- _TASK DESCRIPTION_
Scan the data for lines with "Мира" and report the count by itself.
* begin *
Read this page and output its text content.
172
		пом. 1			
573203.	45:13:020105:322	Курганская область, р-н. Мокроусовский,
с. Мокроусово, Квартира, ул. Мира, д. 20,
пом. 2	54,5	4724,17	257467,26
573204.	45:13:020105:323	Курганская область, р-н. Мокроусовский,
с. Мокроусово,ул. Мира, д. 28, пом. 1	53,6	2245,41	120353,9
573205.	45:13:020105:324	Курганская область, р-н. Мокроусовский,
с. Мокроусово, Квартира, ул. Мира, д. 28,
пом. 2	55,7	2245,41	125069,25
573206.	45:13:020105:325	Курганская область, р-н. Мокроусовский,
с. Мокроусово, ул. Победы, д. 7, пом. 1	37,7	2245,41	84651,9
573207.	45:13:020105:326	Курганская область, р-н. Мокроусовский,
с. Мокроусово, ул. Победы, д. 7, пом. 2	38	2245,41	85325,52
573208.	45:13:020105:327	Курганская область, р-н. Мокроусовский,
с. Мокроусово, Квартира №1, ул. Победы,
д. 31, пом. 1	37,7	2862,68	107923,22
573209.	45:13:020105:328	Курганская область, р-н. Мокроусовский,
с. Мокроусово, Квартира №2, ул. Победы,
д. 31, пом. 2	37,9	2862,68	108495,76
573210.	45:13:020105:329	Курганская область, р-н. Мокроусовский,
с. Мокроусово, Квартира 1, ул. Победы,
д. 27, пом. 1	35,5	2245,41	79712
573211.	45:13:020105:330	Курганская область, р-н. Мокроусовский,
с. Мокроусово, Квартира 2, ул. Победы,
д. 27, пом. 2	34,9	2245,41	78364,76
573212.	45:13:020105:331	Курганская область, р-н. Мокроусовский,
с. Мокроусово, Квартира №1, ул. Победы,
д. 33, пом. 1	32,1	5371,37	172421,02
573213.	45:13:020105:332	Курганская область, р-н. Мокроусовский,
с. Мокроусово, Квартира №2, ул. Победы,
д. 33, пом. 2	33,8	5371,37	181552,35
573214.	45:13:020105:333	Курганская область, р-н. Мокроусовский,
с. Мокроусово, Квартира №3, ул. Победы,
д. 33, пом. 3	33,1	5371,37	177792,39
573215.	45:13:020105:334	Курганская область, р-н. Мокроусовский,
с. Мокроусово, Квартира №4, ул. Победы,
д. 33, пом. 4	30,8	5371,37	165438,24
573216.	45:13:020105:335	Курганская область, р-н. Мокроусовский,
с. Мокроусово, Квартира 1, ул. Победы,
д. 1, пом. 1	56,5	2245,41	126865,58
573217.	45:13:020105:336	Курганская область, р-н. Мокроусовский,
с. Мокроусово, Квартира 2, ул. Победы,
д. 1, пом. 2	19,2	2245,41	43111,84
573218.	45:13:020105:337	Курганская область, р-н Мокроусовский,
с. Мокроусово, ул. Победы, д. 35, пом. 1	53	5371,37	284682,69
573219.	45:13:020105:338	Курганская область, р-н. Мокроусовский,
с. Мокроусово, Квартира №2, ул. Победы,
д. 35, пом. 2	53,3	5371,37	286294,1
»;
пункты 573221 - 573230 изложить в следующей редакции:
* end *
- _SOLUTION FOR THIS EXERCISE_
3